● **Excerpted text**:
* * *

They also had the much better option of optional quests/points.
This is a valid way to look at things too. It's sort of a matter of semantics on how the meaning of the word "play", referring to video games, has shifted over time.
In the arcade-game era, a "play" was the outermost unit of gameplay. It's what you'd get in exchange for a quarter from an arcade machine: one attempt at beating the game (possibly with the assistance of mechanisms like extra lives.) So "re-play-ability", if it came up in the game-design vocabulary of that era, would refer to how effectively a game could continue to solicit quarters from a given player. This included difficulty, but also required a feeling of progression rather than frustration, and a decent minimum length for any given "play" (because no parent would keep giving their child quarters for a machine that eats one every minute or two.)
Coming with the era of battery-backed save files, the "play" (play-session) was replaced as the overarching unit of gameplay consumption with the play-through: the creation and on-and-off usage of the same save file, for weeks/months, until you get to some point where the game shows you a "The End" screen and you (in many games) get a percentage score for how many of the game's optional puzzles you solved. (Basically bringing to home consoles the conception of gaming that existed on time-sharing mainframe systems in the 70s.)
Both before and after the ability to restore progress, players could decide to quit a game before beating it, unless the game was good enough to drag them back in; and both before and after, players might continue to play after beating a game, to do better. But the arcade† and arcade-inspired eras definitely favoured the first kind of "replay value" compared to the progessive-play-through era.
† (Assuming that "beating" the game was a sensible thing to talk about. Many games of the arcade era would let pretty much anyone "get to the end" with the barest effort; the point of them was instead to compete on point-score or leaderboard-ranking. "Replay value", in these games, effectively referred to the same thing the term "depth" does in competitive games like chess: how well the game serves to measure skill difference in high-level play.)

* * *

● **Extracted records**:
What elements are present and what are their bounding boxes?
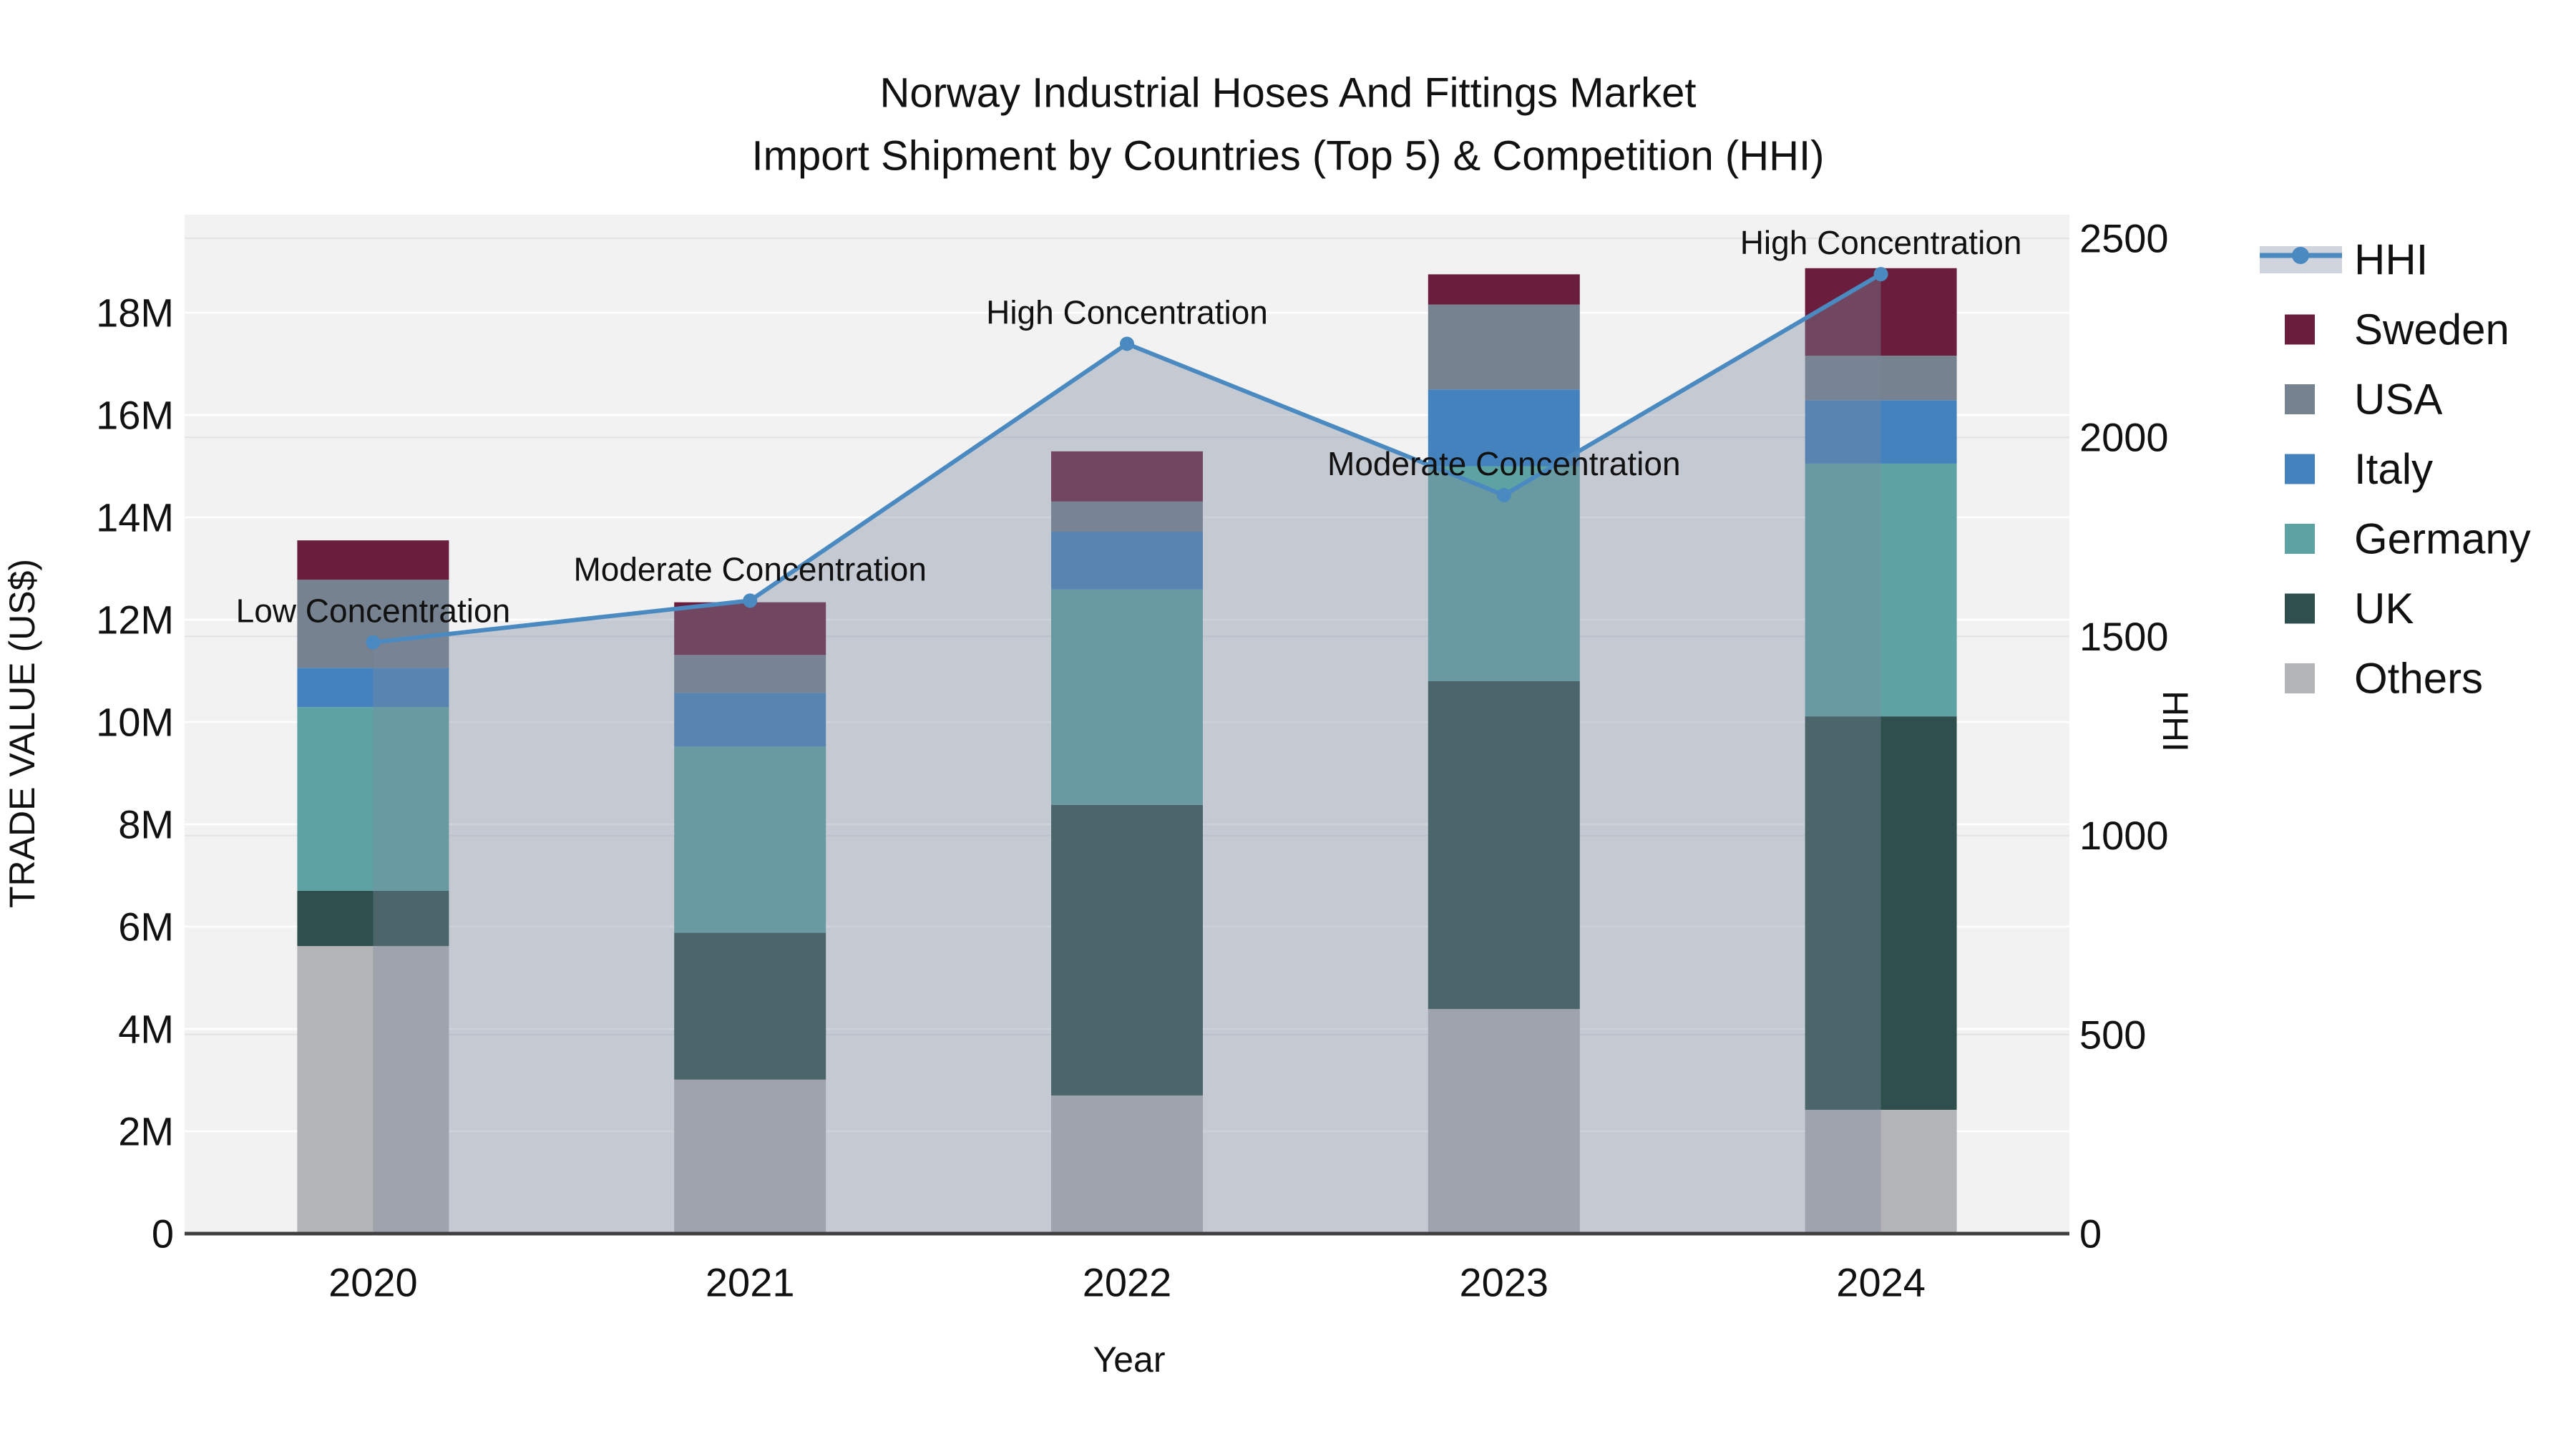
hhi-point-2024[interactable] xyxy=(1873,267,1888,282)
hhi-point-2021[interactable] xyxy=(743,593,758,608)
x-tick-label-2021: 2021 xyxy=(706,1260,795,1305)
left-axis-title: TRADE VALUE (US$) xyxy=(2,559,42,908)
right-axis-title: HHI xyxy=(2155,691,2195,752)
left-tick-label-6M: 6M xyxy=(118,904,174,950)
bar-segment-uk-2023[interactable] xyxy=(1428,680,1580,1010)
x-tick-label-2023: 2023 xyxy=(1460,1260,1549,1305)
legend-label-sweden: Sweden xyxy=(2354,306,2509,353)
left-tick-label-4M: 4M xyxy=(118,1007,174,1052)
hhi-area-fill xyxy=(373,274,1881,1234)
right-tick-label-500: 500 xyxy=(2079,1012,2146,1057)
bar-segment-sweden-2023[interactable] xyxy=(1428,274,1580,305)
legend-swatch-uk xyxy=(2285,593,2315,624)
bar-segment-uk-2020[interactable] xyxy=(297,890,449,947)
legend-item-sweden[interactable]: Sweden xyxy=(2285,306,2509,353)
legend-label-uk: UK xyxy=(2354,585,2414,633)
left-tick-label-18M: 18M xyxy=(96,291,174,336)
left-tick-label-10M: 10M xyxy=(96,700,174,745)
bar-segment-sweden-2020[interactable] xyxy=(297,540,449,580)
bar-segment-usa-2021[interactable] xyxy=(674,655,826,693)
bar-segment-italy-2023[interactable] xyxy=(1428,389,1580,467)
bar-segment-usa-2024[interactable] xyxy=(1805,356,1957,401)
bar-segment-germany-2022[interactable] xyxy=(1051,589,1203,805)
annotation-2022: High Concentration xyxy=(986,293,1268,331)
bar-segment-uk-2024[interactable] xyxy=(1805,716,1957,1110)
bar-segment-uk-2022[interactable] xyxy=(1051,804,1203,1096)
bar-segment-italy-2020[interactable] xyxy=(297,668,449,708)
bar-segment-sweden-2022[interactable] xyxy=(1051,451,1203,502)
legend-item-uk[interactable]: UK xyxy=(2285,585,2414,633)
chart-title-line1: Norway Industrial Hoses And Fittings Mar… xyxy=(879,70,1696,117)
bar-segment-usa-2022[interactable] xyxy=(1051,501,1203,532)
x-axis-title: Year xyxy=(1093,1340,1165,1380)
legend-item-usa[interactable]: USA xyxy=(2285,376,2442,424)
bar-segment-others-2023[interactable] xyxy=(1428,1009,1580,1234)
legend-label-hhi: HHI xyxy=(2354,236,2428,284)
chart-title-line2: Import Shipment by Countries (Top 5) & C… xyxy=(752,133,1825,180)
x-tick-label-2020: 2020 xyxy=(328,1260,418,1305)
bar-segment-sweden-2021[interactable] xyxy=(674,602,826,655)
bar-segment-others-2022[interactable] xyxy=(1051,1095,1203,1234)
legend: HHI Sweden USA Italy Germany UK Others xyxy=(2260,236,2531,703)
annotation-2021: Moderate Concentration xyxy=(573,550,927,587)
legend-label-germany: Germany xyxy=(2354,515,2531,563)
bar-segment-sweden-2024[interactable] xyxy=(1805,268,1957,356)
left-tick-label-8M: 8M xyxy=(118,802,174,847)
hhi-point-2022[interactable] xyxy=(1120,336,1134,351)
right-tick-label-2000: 2000 xyxy=(2079,415,2169,460)
plot-area: Low Concentration Moderate Concentration H… xyxy=(96,215,2169,1305)
bar-segment-italy-2022[interactable] xyxy=(1051,532,1203,590)
hhi-point-2023[interactable] xyxy=(1496,487,1511,502)
left-tick-label-14M: 14M xyxy=(96,495,174,540)
legend-item-hhi[interactable]: HHI xyxy=(2260,236,2428,284)
legend-item-germany[interactable]: Germany xyxy=(2285,515,2531,563)
bar-segment-usa-2023[interactable] xyxy=(1428,304,1580,390)
bar-segment-germany-2020[interactable] xyxy=(297,707,449,891)
bar-segment-others-2020[interactable] xyxy=(297,946,449,1234)
left-tick-label-16M: 16M xyxy=(96,393,174,438)
right-tick-label-0: 0 xyxy=(2079,1211,2102,1257)
bar-segment-usa-2020[interactable] xyxy=(297,580,449,668)
bar-segment-others-2024[interactable] xyxy=(1805,1109,1957,1234)
legend-label-others: Others xyxy=(2354,655,2483,703)
bar-segment-italy-2021[interactable] xyxy=(674,693,826,747)
annotation-2020: Low Concentration xyxy=(236,592,511,630)
right-tick-label-2500: 2500 xyxy=(2079,216,2169,261)
legend-item-others[interactable]: Others xyxy=(2285,655,2483,703)
x-tick-label-2024: 2024 xyxy=(1836,1260,1926,1305)
annotation-2023: Moderate Concentration xyxy=(1327,445,1681,482)
legend-swatch-germany xyxy=(2285,524,2315,554)
annotation-2024: High Concentration xyxy=(1740,224,2022,261)
legend-hhi-marker-icon xyxy=(2292,247,2309,264)
legend-swatch-others xyxy=(2285,663,2315,693)
right-tick-label-1500: 1500 xyxy=(2079,614,2169,659)
bar-segment-others-2021[interactable] xyxy=(674,1079,826,1234)
legend-label-usa: USA xyxy=(2354,376,2442,424)
legend-swatch-usa xyxy=(2285,384,2315,414)
legend-swatch-italy xyxy=(2285,454,2315,484)
left-tick-label-2M: 2M xyxy=(118,1109,174,1154)
left-tick-label-0: 0 xyxy=(152,1211,174,1257)
left-tick-label-12M: 12M xyxy=(96,597,174,643)
bar-segment-germany-2024[interactable] xyxy=(1805,463,1957,717)
bar-segment-germany-2021[interactable] xyxy=(674,746,826,933)
right-tick-label-1000: 1000 xyxy=(2079,813,2169,858)
legend-item-italy[interactable]: Italy xyxy=(2285,445,2433,493)
bar-segment-uk-2021[interactable] xyxy=(674,932,826,1080)
bar-segment-italy-2024[interactable] xyxy=(1805,400,1957,464)
hhi-point-2020[interactable] xyxy=(366,635,381,650)
legend-label-italy: Italy xyxy=(2354,445,2433,493)
x-tick-label-2022: 2022 xyxy=(1083,1260,1172,1305)
legend-swatch-sweden xyxy=(2285,314,2315,345)
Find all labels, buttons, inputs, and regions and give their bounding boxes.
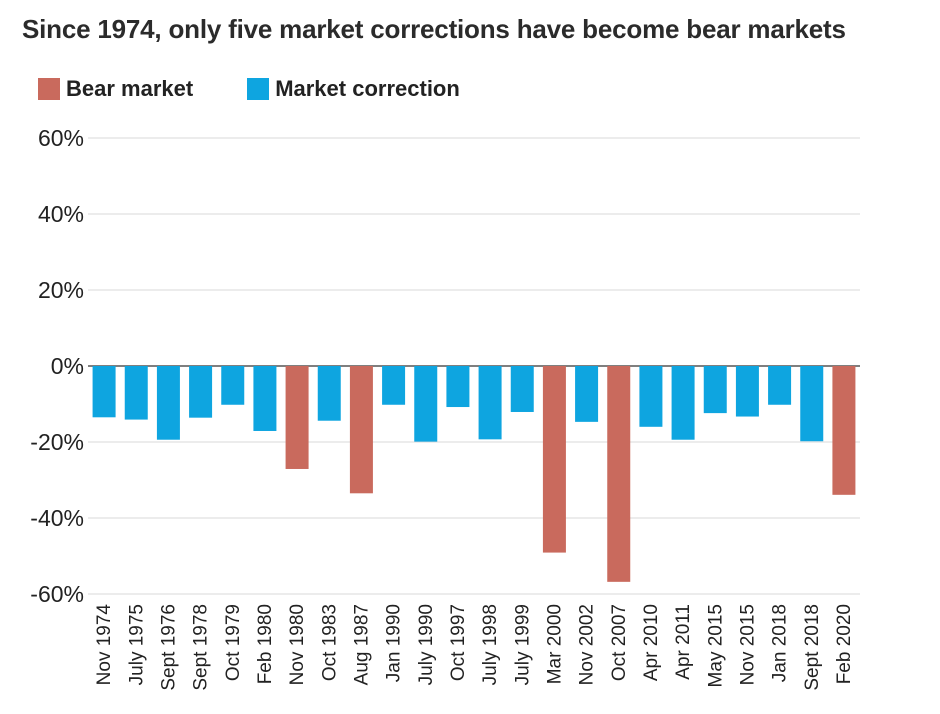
legend-label-market-correction: Market correction [275,76,460,101]
y-tick-label: 40% [38,201,84,227]
bar [414,366,438,442]
x-tick-label: Aug 1987 [351,604,372,685]
bar [446,366,470,408]
chart-title: Since 1974, only five market corrections… [22,14,846,44]
x-tick-label: July 1975 [126,604,147,685]
bar [189,366,213,418]
y-tick-label: -60% [30,581,84,607]
x-tick-label: Oct 1979 [223,604,244,681]
bar [156,366,180,440]
legend-item-bear-market: Bear market [38,76,193,102]
x-tick-label: Nov 1980 [287,604,308,685]
bar [703,366,727,414]
bar [124,366,148,420]
chart-legend: Bear market Market correction [38,76,514,102]
bar [542,366,566,553]
x-tick-label: Feb 2020 [834,604,855,684]
bar [285,366,309,469]
x-tick-label: Jan 1990 [384,604,405,682]
bar [253,366,277,431]
bar [221,366,245,405]
bar [671,366,695,440]
y-tick-label: 0% [51,353,84,379]
y-tick-label: 60% [38,125,84,151]
x-tick-label: July 1990 [416,604,437,685]
bar [639,366,663,427]
bar [510,366,534,412]
bar [92,366,116,418]
x-tick-label: May 2015 [705,604,726,687]
x-tick-label: Feb 1980 [255,604,276,684]
x-tick-label: Nov 2015 [737,604,758,685]
bar [382,366,406,405]
legend-swatch-market-correction [247,78,270,100]
y-tick-label: -20% [30,429,84,455]
x-tick-label: Nov 1974 [94,604,115,686]
y-tick-label: -40% [30,505,84,531]
x-tick-label: Oct 1997 [448,604,469,681]
bar [349,366,373,494]
bar [478,366,502,440]
x-tick-label: Sept 1978 [191,604,212,691]
x-tick-label: Sept 2018 [802,604,823,691]
x-tick-label: Jan 2018 [770,604,791,682]
x-tick-label: July 1998 [480,604,501,685]
bar [832,366,856,495]
x-tick-label: Mar 2000 [544,604,565,684]
x-tick-label: Nov 2002 [577,604,598,685]
bar [575,366,599,422]
x-tick-label: Oct 2007 [609,604,630,681]
x-tick-label: Sept 1976 [158,604,179,691]
bar [768,366,792,405]
x-tick-label: Oct 1983 [319,604,340,681]
legend-swatch-bear-market [38,78,60,100]
x-tick-label: Apr 2010 [641,604,662,681]
bar [317,366,341,421]
bar [800,366,824,442]
legend-label-bear-market: Bear market [66,76,194,101]
bar [607,366,631,582]
legend-item-market-correction: Market correction [247,76,460,102]
y-tick-label: 20% [38,277,84,303]
x-tick-label: Apr 2011 [673,604,694,680]
x-tick-label: July 1999 [512,604,533,685]
bar [735,366,759,417]
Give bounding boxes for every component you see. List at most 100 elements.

* * *

● **Stated problem 1**:
Rewrite the passage on replay value from "Both before and after the" up to and including "the progessive-play-through era.", swapping "quit" for "abandon".
● **Stated problem 2**:
Output the records from the line with "legend-label-market-correction: Market correction" up to and including the line with "y-tick-label: -60% [30,581,84,607]", unchanged.
The passage on replay value and the records have nothing to do with each other.

● **Written answer 1**:
Both before and after the ability to restore progress, players could decide to abandon a game before beating it, unless the game was good enough to drag them back in; and both before and after, players might continue to play after beating a game, to do better. But the arcade† and arcade-inspired eras definitely favoured the first kind of "replay value" compared to the progessive-play-through era.

● **Written answer 2**:
legend-label-market-correction: Market correction [275,76,460,101]
y-tick-label: 40% [38,201,84,227]
bar [414,366,438,442]
x-tick-label: Aug 1987 [351,604,372,685]
bar [446,366,470,408]
chart-title: Since 1974, only five market corrections… [22,14,846,44]
x-tick-label: July 1975 [126,604,147,685]
bar [189,366,213,418]
y-tick-label: -60% [30,581,84,607]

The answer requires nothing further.